[AVAILABLE DATA]:

+++

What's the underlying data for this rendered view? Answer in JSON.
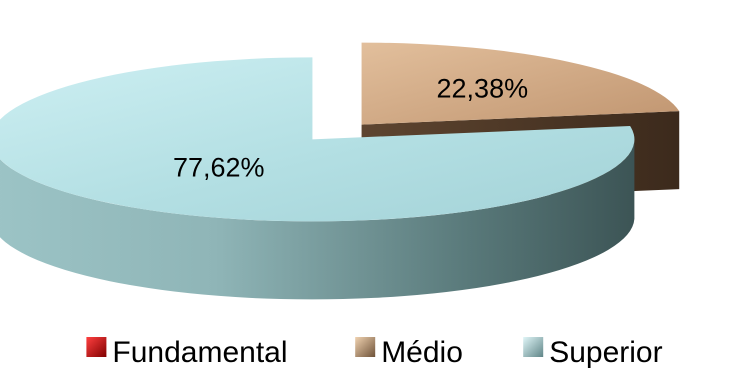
{
  "chart_data": {
    "type": "pie",
    "style": "3d-exploded",
    "categories": [
      "Fundamental",
      "Médio",
      "Superior"
    ],
    "values": [
      0,
      22.38,
      77.62
    ],
    "data_labels": [
      "",
      "22,38%",
      "77,62%"
    ],
    "colors": [
      "#c00000",
      "#c9a37f",
      "#a9d7dc"
    ],
    "legend_position": "bottom",
    "title": ""
  }
}
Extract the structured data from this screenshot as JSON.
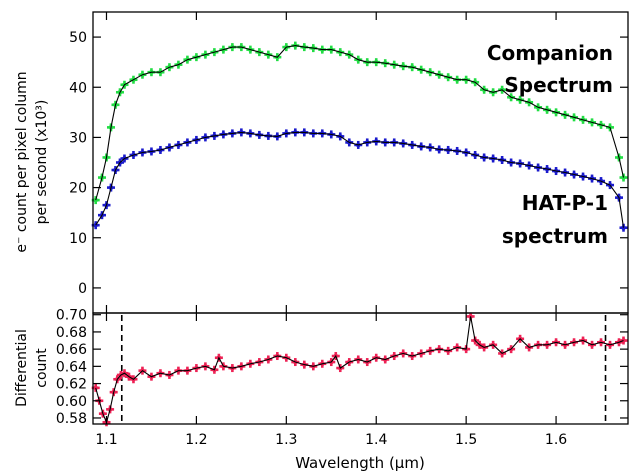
{
  "chart_data": [
    {
      "type": "scatter",
      "panel": "top",
      "title": "",
      "xlabel": "",
      "ylabel_line1": "e⁻ count per pixel column",
      "ylabel_line2": "per second (x10³)",
      "xlim": [
        1.085,
        1.68
      ],
      "ylim": [
        -5,
        55
      ],
      "yticks": [
        0,
        10,
        20,
        30,
        40,
        50
      ],
      "xticks": [
        1.1,
        1.2,
        1.3,
        1.4,
        1.5,
        1.6
      ],
      "grid": false,
      "annotations": [
        {
          "lines": [
            "Companion",
            "Spectrum"
          ],
          "color": "#000000"
        },
        {
          "lines": [
            "HAT-P-1",
            "spectrum"
          ],
          "color": "#000000"
        }
      ],
      "series": [
        {
          "color": "#22dd44",
          "model_line_color": "#000000",
          "x": [
            1.088,
            1.095,
            1.1,
            1.105,
            1.11,
            1.115,
            1.12,
            1.13,
            1.14,
            1.15,
            1.16,
            1.17,
            1.18,
            1.19,
            1.2,
            1.21,
            1.22,
            1.23,
            1.24,
            1.25,
            1.26,
            1.27,
            1.28,
            1.29,
            1.3,
            1.31,
            1.32,
            1.33,
            1.34,
            1.35,
            1.36,
            1.37,
            1.38,
            1.39,
            1.4,
            1.41,
            1.42,
            1.43,
            1.44,
            1.45,
            1.46,
            1.47,
            1.48,
            1.49,
            1.5,
            1.51,
            1.52,
            1.53,
            1.54,
            1.55,
            1.56,
            1.57,
            1.58,
            1.59,
            1.6,
            1.61,
            1.62,
            1.63,
            1.64,
            1.65,
            1.66,
            1.67,
            1.675
          ],
          "y": [
            17.5,
            22,
            26,
            32,
            36.5,
            39,
            40.5,
            41.5,
            42.5,
            43,
            43,
            44,
            44.5,
            45.5,
            46,
            46.5,
            47,
            47.5,
            48,
            48,
            47.5,
            47,
            46.5,
            46,
            48,
            48.3,
            48,
            47.8,
            47.5,
            47.5,
            47,
            46.5,
            45.5,
            45,
            45,
            44.8,
            44.5,
            44.2,
            44,
            43.5,
            43,
            42.5,
            42,
            41.5,
            41.5,
            41,
            39.5,
            39,
            39.5,
            38,
            37.5,
            37,
            36,
            35.5,
            35,
            34.5,
            34,
            33.5,
            33,
            32.5,
            32,
            26,
            22
          ]
        },
        {
          "color": "#1a1acc",
          "model_line_color": "#000000",
          "x": [
            1.088,
            1.095,
            1.1,
            1.105,
            1.11,
            1.115,
            1.12,
            1.13,
            1.14,
            1.15,
            1.16,
            1.17,
            1.18,
            1.19,
            1.2,
            1.21,
            1.22,
            1.23,
            1.24,
            1.25,
            1.26,
            1.27,
            1.28,
            1.29,
            1.3,
            1.31,
            1.32,
            1.33,
            1.34,
            1.35,
            1.36,
            1.37,
            1.38,
            1.39,
            1.4,
            1.41,
            1.42,
            1.43,
            1.44,
            1.45,
            1.46,
            1.47,
            1.48,
            1.49,
            1.5,
            1.51,
            1.52,
            1.53,
            1.54,
            1.55,
            1.56,
            1.57,
            1.58,
            1.59,
            1.6,
            1.61,
            1.62,
            1.63,
            1.64,
            1.65,
            1.66,
            1.67,
            1.675
          ],
          "y": [
            12.5,
            14.5,
            16.5,
            20,
            23.5,
            25,
            25.8,
            26.5,
            27,
            27.2,
            27.5,
            28,
            28.5,
            29,
            29.5,
            30,
            30.3,
            30.6,
            30.8,
            31,
            30.8,
            30.5,
            30.3,
            30.2,
            30.8,
            31,
            31,
            30.8,
            30.8,
            30.6,
            30.2,
            29,
            28.5,
            29,
            29.2,
            29,
            29,
            28.8,
            28.5,
            28.2,
            28,
            27.6,
            27.5,
            27.3,
            27,
            26.5,
            26,
            25.8,
            25.5,
            25,
            24.8,
            24.4,
            24,
            23.7,
            23.3,
            23,
            22.6,
            22.2,
            21.8,
            21.3,
            20.5,
            18,
            12
          ]
        }
      ]
    },
    {
      "type": "scatter",
      "panel": "bottom",
      "title": "",
      "xlabel": "Wavelength (μm)",
      "ylabel_line1": "Differential",
      "ylabel_line2": "count",
      "xlim": [
        1.085,
        1.68
      ],
      "ylim": [
        0.573,
        0.702
      ],
      "yticks": [
        0.58,
        0.6,
        0.62,
        0.64,
        0.66,
        0.68,
        0.7
      ],
      "xticks": [
        1.1,
        1.2,
        1.3,
        1.4,
        1.5,
        1.6
      ],
      "grid": false,
      "vlines": [
        1.117,
        1.655
      ],
      "series": [
        {
          "color": "#ee2255",
          "model_line_color": "#000000",
          "x": [
            1.088,
            1.092,
            1.096,
            1.1,
            1.104,
            1.108,
            1.112,
            1.116,
            1.12,
            1.125,
            1.13,
            1.14,
            1.15,
            1.16,
            1.17,
            1.18,
            1.19,
            1.2,
            1.21,
            1.22,
            1.225,
            1.23,
            1.24,
            1.25,
            1.26,
            1.27,
            1.28,
            1.29,
            1.3,
            1.31,
            1.32,
            1.33,
            1.34,
            1.35,
            1.355,
            1.36,
            1.37,
            1.38,
            1.39,
            1.4,
            1.41,
            1.42,
            1.43,
            1.44,
            1.45,
            1.46,
            1.47,
            1.48,
            1.49,
            1.5,
            1.505,
            1.51,
            1.515,
            1.52,
            1.53,
            1.54,
            1.55,
            1.56,
            1.57,
            1.58,
            1.59,
            1.6,
            1.61,
            1.62,
            1.63,
            1.64,
            1.65,
            1.66,
            1.67,
            1.675
          ],
          "y": [
            0.615,
            0.6,
            0.585,
            0.575,
            0.59,
            0.61,
            0.625,
            0.63,
            0.632,
            0.628,
            0.625,
            0.635,
            0.628,
            0.632,
            0.63,
            0.635,
            0.635,
            0.638,
            0.64,
            0.636,
            0.65,
            0.64,
            0.638,
            0.64,
            0.643,
            0.645,
            0.648,
            0.652,
            0.65,
            0.645,
            0.642,
            0.64,
            0.643,
            0.645,
            0.652,
            0.638,
            0.645,
            0.648,
            0.645,
            0.65,
            0.648,
            0.652,
            0.655,
            0.652,
            0.655,
            0.658,
            0.66,
            0.658,
            0.662,
            0.66,
            0.698,
            0.67,
            0.665,
            0.662,
            0.665,
            0.655,
            0.66,
            0.672,
            0.662,
            0.665,
            0.665,
            0.668,
            0.665,
            0.668,
            0.67,
            0.665,
            0.668,
            0.665,
            0.668,
            0.67
          ]
        }
      ]
    }
  ]
}
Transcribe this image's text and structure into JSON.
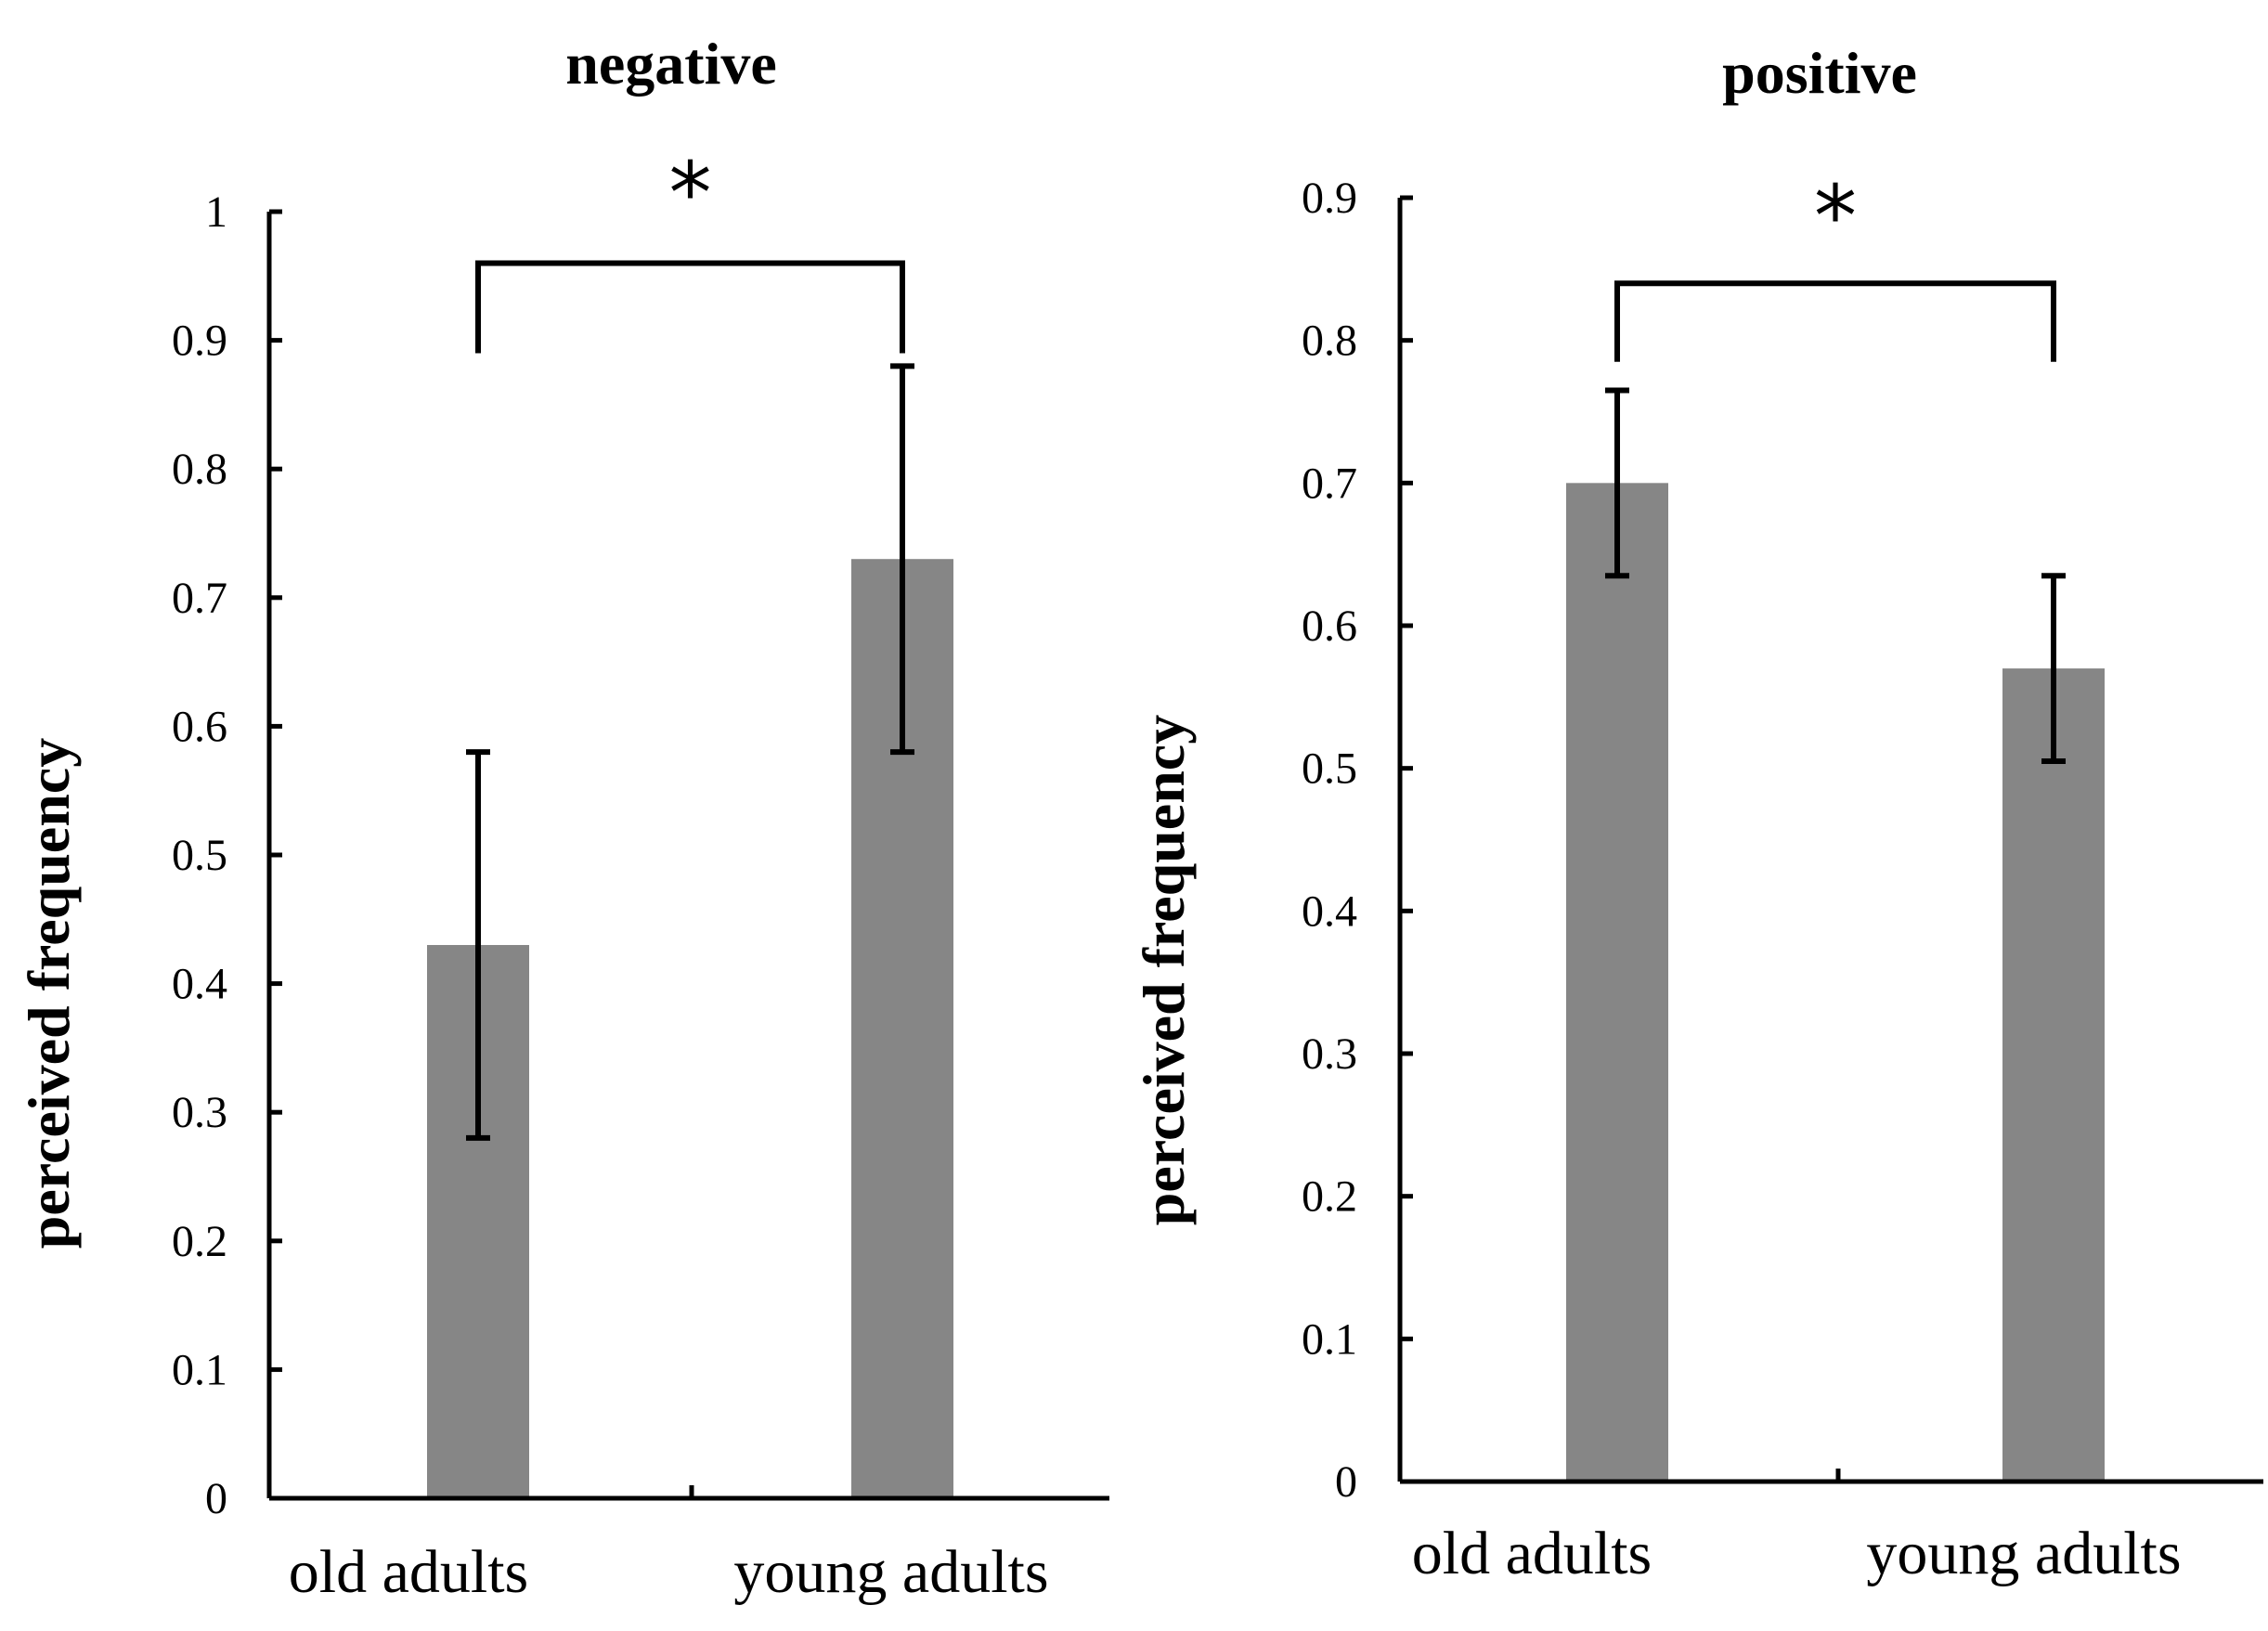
{
  "chart_data": [
    {
      "type": "bar",
      "title": "negative",
      "xlabel": "",
      "ylabel": "perceived frequency",
      "categories": [
        "old adults",
        "young adults"
      ],
      "values": [
        0.43,
        0.73
      ],
      "error_low": [
        0.28,
        0.58
      ],
      "error_high": [
        0.58,
        0.88
      ],
      "ylim": [
        0,
        1
      ],
      "yticks": [
        0,
        0.1,
        0.2,
        0.3,
        0.4,
        0.5,
        0.6,
        0.7,
        0.8,
        0.9,
        1
      ],
      "ytick_labels": [
        "0",
        "0.1",
        "0.2",
        "0.3",
        "0.4",
        "0.5",
        "0.6",
        "0.7",
        "0.8",
        "0.9",
        "1"
      ],
      "significance": {
        "label": "*",
        "between": [
          "old adults",
          "young adults"
        ],
        "bracket_level": 0.96,
        "leg_bottom": 0.89
      },
      "bar_color": "#868686",
      "grid": false
    },
    {
      "type": "bar",
      "title": "positive",
      "xlabel": "",
      "ylabel": "perceived frequency",
      "categories": [
        "old adults",
        "young adults"
      ],
      "values": [
        0.7,
        0.57
      ],
      "error_low": [
        0.635,
        0.505
      ],
      "error_high": [
        0.765,
        0.635
      ],
      "ylim": [
        0,
        0.9
      ],
      "yticks": [
        0,
        0.1,
        0.2,
        0.3,
        0.4,
        0.5,
        0.6,
        0.7,
        0.8,
        0.9
      ],
      "ytick_labels": [
        "0",
        "0.1",
        "0.2",
        "0.3",
        "0.4",
        "0.5",
        "0.6",
        "0.7",
        "0.8",
        "0.9"
      ],
      "significance": {
        "label": "*",
        "between": [
          "old adults",
          "young adults"
        ],
        "bracket_level": 0.84,
        "leg_bottom": 0.785
      },
      "bar_color": "#868686",
      "grid": false
    }
  ]
}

+++

[TASK BRIEF]: List each line of the entries that holds the string "JSON".

[CORRECT OUTPUT]:
What's the underlying data for this rendered view? Answer in JSON.
Extract the structured data from this screenshot as JSON.
Transcribe this image's text and structure into JSON.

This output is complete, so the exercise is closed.